◆ **DIRECTIONS**
Work out how many lines of the material below mention the word "سورج"; reply with the number only.

◆ **DATA SECTION**
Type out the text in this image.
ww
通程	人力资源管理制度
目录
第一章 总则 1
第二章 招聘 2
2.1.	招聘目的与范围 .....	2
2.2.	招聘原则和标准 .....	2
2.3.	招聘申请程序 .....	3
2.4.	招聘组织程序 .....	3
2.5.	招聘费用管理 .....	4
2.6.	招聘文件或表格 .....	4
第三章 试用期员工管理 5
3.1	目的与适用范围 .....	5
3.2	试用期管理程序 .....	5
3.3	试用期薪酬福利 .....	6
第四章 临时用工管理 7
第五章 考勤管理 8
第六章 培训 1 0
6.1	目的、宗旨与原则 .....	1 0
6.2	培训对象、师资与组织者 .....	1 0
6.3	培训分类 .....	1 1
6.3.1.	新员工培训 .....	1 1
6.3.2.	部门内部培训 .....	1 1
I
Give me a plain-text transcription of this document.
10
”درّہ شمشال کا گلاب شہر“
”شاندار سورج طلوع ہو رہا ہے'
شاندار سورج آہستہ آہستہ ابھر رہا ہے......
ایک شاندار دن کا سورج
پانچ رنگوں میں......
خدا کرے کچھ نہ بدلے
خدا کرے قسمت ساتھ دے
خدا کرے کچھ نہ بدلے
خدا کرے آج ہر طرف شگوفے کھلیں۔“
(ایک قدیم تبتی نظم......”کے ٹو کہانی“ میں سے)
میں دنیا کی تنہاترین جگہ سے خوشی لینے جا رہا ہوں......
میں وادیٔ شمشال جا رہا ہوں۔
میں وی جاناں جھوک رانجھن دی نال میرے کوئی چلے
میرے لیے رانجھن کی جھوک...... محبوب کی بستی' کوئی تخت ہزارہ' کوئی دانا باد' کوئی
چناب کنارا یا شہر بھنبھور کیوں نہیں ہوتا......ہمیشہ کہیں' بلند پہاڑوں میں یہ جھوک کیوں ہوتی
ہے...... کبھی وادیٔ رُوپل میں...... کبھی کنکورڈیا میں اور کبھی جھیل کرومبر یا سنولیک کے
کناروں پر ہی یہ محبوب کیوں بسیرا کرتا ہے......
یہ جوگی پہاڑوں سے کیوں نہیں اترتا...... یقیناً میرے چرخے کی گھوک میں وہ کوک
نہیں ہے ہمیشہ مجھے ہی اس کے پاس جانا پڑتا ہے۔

◆ **WRITTEN RESPONSE**
3